» **Set exercise**: Copy out the lines that include the word "page".

Data extracted from a collection
>>>
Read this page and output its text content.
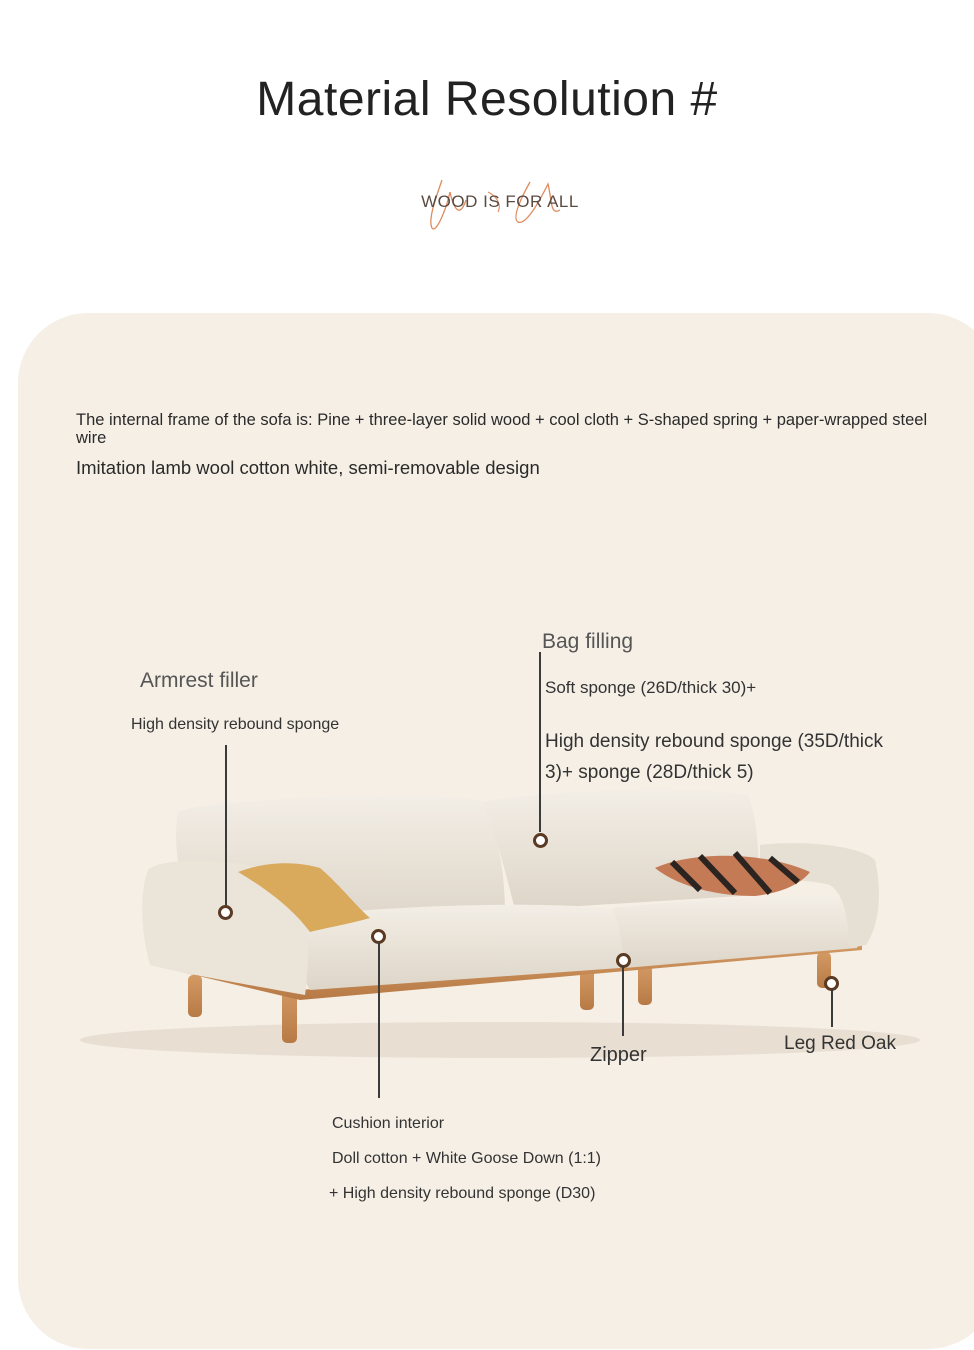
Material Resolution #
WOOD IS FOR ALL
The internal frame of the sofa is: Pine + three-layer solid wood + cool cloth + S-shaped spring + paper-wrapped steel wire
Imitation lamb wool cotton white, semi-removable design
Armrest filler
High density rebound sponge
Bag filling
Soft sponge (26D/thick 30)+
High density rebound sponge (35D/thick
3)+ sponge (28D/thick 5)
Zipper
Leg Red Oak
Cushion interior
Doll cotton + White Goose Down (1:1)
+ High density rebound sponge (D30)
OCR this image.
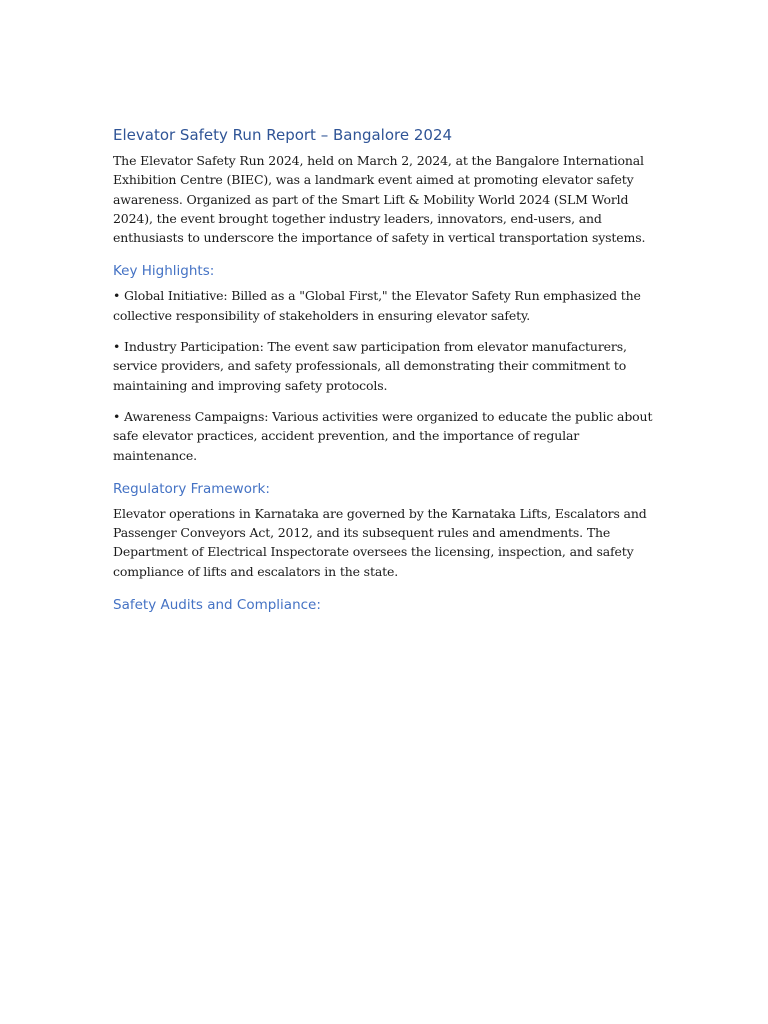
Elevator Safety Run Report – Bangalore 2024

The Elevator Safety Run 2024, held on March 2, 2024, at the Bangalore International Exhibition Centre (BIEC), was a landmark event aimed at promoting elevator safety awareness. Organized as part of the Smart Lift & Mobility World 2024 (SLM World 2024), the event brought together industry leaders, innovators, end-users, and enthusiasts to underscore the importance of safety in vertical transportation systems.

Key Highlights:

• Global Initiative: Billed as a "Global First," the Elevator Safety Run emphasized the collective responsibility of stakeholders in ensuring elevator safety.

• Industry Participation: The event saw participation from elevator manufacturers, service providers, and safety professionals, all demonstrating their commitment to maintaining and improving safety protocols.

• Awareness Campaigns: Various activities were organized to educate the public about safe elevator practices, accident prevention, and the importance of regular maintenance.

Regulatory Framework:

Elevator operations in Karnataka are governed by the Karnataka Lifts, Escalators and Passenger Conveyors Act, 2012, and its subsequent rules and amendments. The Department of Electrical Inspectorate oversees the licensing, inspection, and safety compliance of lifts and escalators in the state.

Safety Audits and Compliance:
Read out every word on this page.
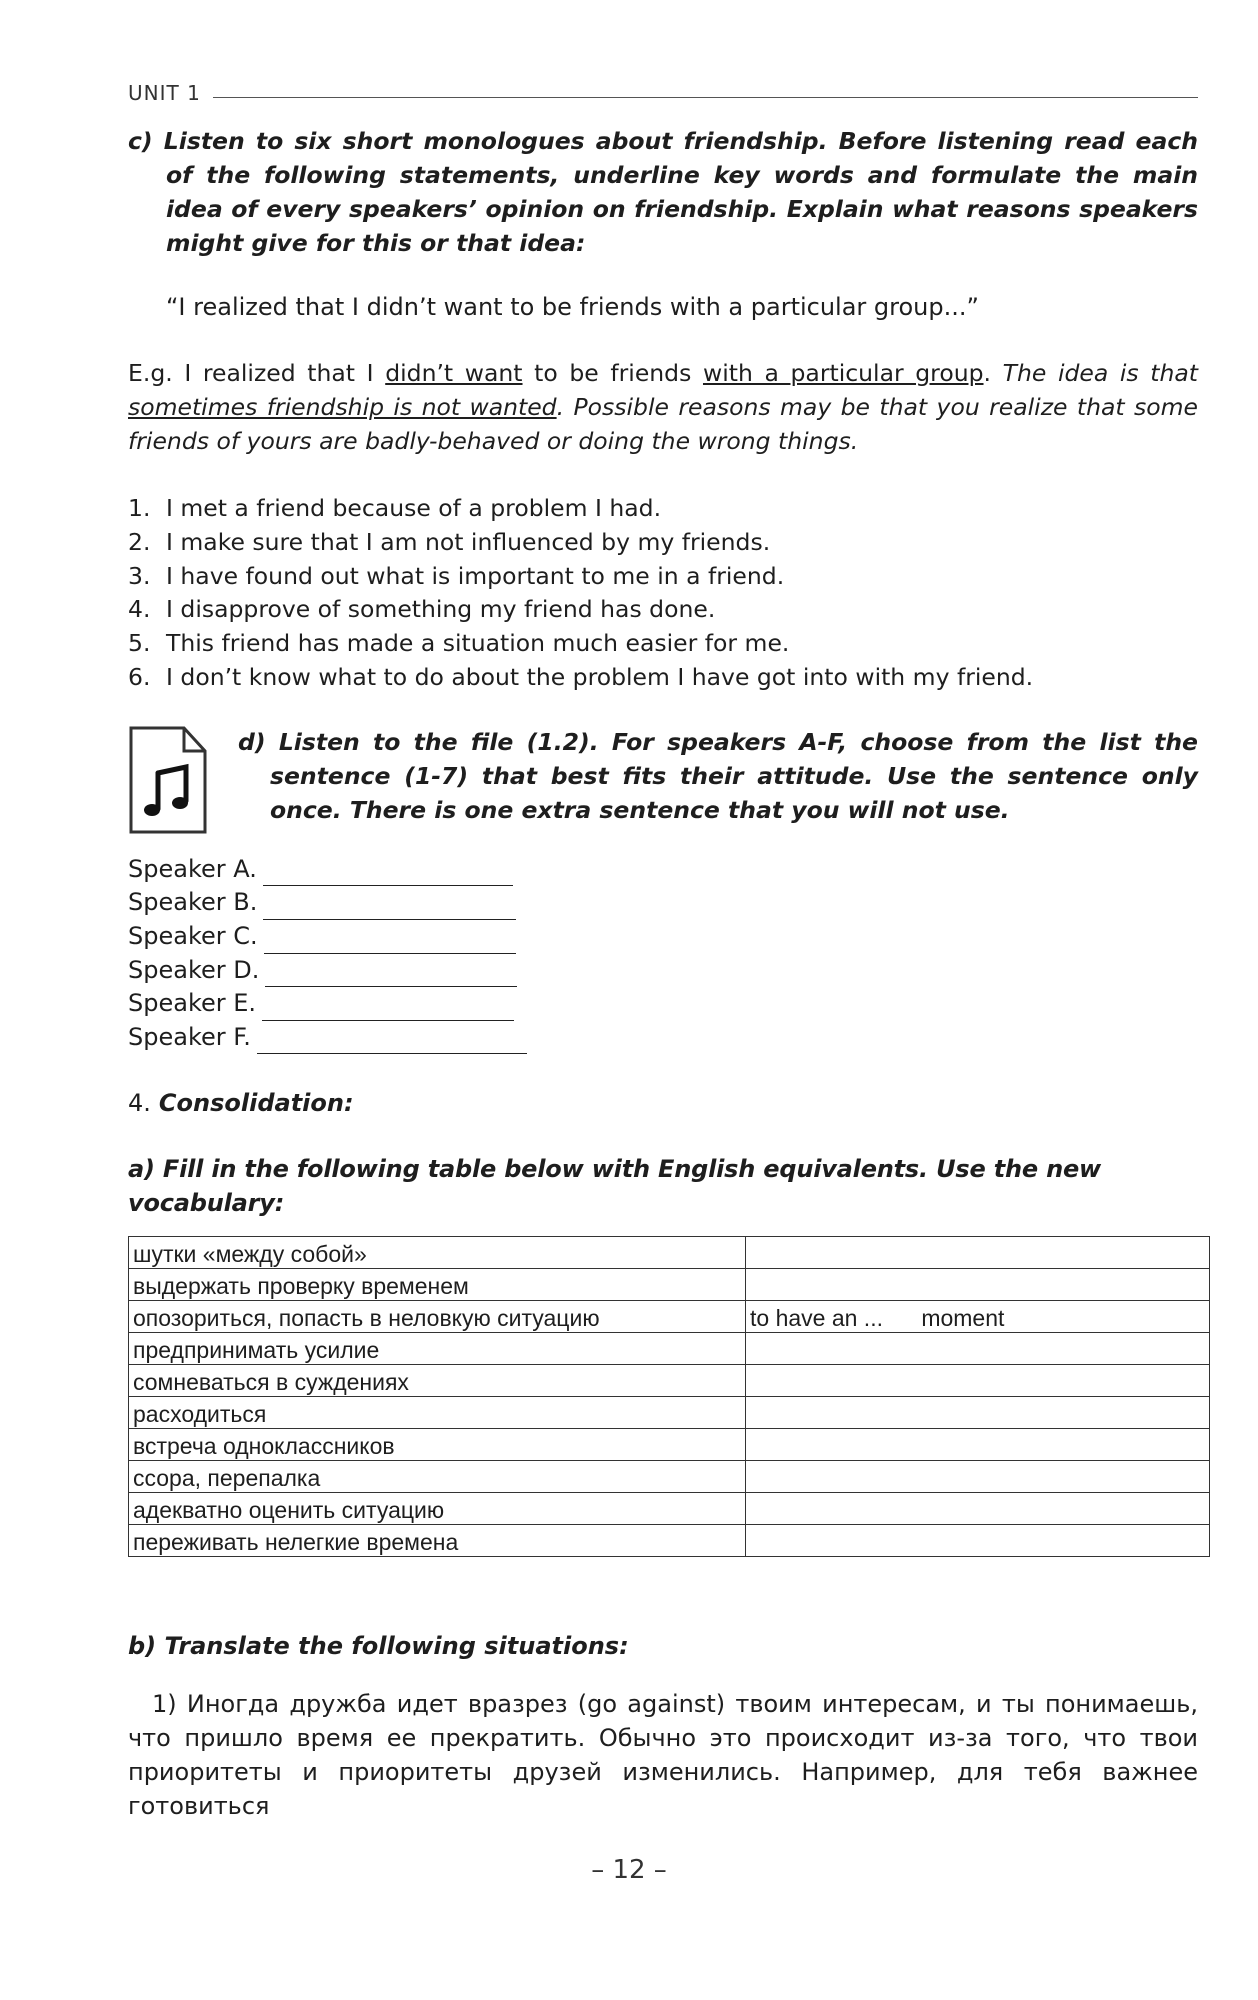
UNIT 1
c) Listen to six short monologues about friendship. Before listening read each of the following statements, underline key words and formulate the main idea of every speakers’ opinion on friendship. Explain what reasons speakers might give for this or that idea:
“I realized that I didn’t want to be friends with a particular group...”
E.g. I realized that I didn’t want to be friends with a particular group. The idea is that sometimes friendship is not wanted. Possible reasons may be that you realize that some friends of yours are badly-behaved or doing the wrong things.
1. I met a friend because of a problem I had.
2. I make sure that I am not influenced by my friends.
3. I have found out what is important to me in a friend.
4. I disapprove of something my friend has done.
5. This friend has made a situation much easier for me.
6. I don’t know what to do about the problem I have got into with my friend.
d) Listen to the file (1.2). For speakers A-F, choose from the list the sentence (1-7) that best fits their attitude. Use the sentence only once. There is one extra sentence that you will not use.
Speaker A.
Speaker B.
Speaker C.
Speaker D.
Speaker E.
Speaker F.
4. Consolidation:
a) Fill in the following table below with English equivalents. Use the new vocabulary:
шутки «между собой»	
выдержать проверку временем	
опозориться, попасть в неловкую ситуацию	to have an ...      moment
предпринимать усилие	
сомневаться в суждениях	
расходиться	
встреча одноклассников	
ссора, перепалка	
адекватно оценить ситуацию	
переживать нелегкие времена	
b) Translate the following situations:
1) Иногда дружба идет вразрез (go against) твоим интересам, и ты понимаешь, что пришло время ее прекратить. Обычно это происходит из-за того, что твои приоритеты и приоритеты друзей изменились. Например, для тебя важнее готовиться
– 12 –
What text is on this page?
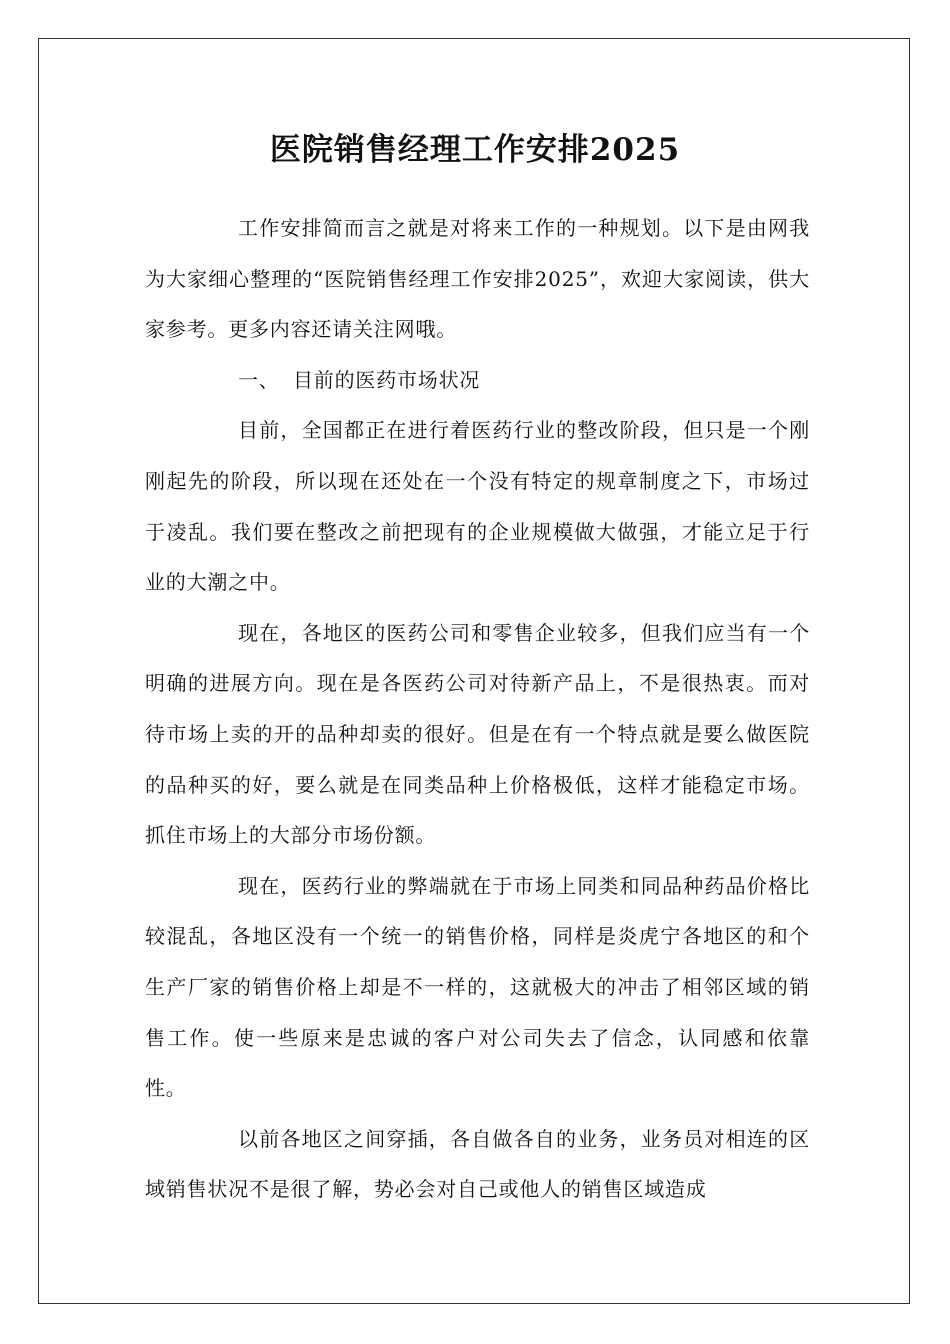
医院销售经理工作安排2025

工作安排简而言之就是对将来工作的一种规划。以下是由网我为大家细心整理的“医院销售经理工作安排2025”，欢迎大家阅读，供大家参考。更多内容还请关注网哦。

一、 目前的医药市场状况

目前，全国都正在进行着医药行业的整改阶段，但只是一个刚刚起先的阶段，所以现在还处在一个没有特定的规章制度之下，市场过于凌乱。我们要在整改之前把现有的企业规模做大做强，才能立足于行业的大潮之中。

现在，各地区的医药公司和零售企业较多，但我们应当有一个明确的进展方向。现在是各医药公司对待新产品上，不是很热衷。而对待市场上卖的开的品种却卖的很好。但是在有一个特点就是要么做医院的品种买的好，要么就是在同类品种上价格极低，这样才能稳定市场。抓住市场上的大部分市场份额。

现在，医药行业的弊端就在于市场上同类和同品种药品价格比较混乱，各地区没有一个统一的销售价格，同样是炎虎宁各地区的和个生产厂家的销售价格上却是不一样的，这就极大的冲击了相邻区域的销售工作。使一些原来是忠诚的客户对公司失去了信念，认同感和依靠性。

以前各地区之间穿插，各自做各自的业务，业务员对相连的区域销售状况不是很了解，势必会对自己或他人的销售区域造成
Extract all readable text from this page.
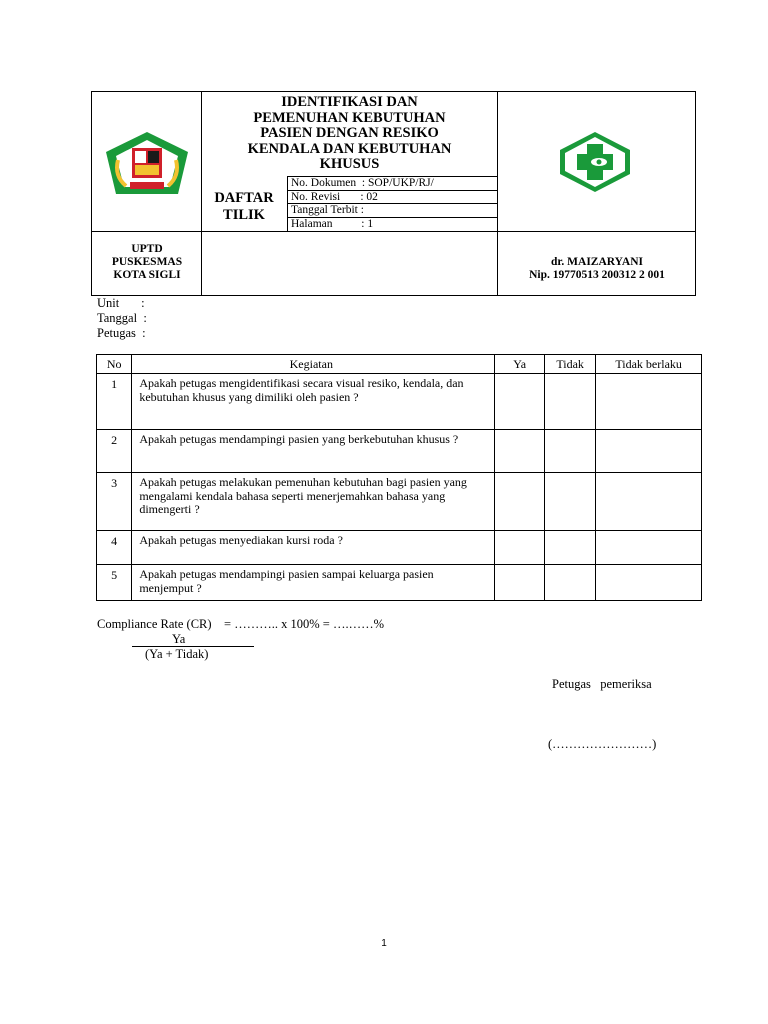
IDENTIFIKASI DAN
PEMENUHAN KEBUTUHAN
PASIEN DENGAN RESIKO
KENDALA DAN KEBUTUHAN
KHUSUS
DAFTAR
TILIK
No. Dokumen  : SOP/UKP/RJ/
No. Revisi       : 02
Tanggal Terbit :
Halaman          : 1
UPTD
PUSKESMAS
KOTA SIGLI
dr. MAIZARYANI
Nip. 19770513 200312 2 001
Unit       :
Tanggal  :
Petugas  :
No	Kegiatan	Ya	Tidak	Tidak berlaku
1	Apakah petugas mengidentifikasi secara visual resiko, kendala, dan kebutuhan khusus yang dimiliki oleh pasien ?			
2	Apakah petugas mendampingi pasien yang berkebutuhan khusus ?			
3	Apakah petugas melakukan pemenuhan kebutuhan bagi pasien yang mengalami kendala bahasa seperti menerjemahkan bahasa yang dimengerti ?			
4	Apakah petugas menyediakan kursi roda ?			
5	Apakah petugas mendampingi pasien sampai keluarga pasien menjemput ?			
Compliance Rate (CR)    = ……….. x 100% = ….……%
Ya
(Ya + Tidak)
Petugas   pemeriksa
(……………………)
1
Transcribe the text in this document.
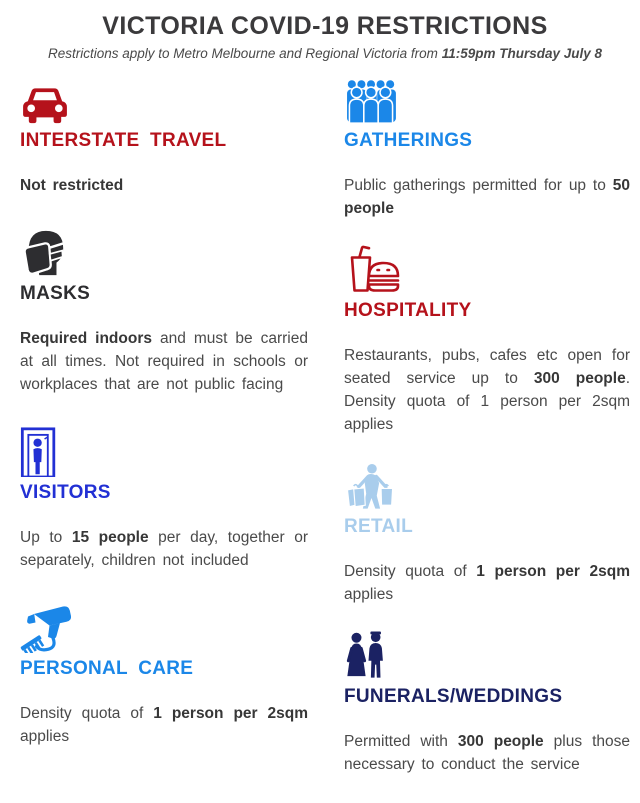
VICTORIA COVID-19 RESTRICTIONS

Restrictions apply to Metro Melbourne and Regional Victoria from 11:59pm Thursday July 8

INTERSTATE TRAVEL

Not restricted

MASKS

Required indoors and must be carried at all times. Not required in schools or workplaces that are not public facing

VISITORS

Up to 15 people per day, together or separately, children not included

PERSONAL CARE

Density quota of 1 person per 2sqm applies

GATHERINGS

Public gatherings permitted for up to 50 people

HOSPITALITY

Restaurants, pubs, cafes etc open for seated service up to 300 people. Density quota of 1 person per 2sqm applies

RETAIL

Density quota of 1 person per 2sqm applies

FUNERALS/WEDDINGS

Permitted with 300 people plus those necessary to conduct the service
<<<
» **Output of the exercise**:
Read this page and output its text content.
Read out every word on this page.
What text is on this page?
Extract all readable text from this page.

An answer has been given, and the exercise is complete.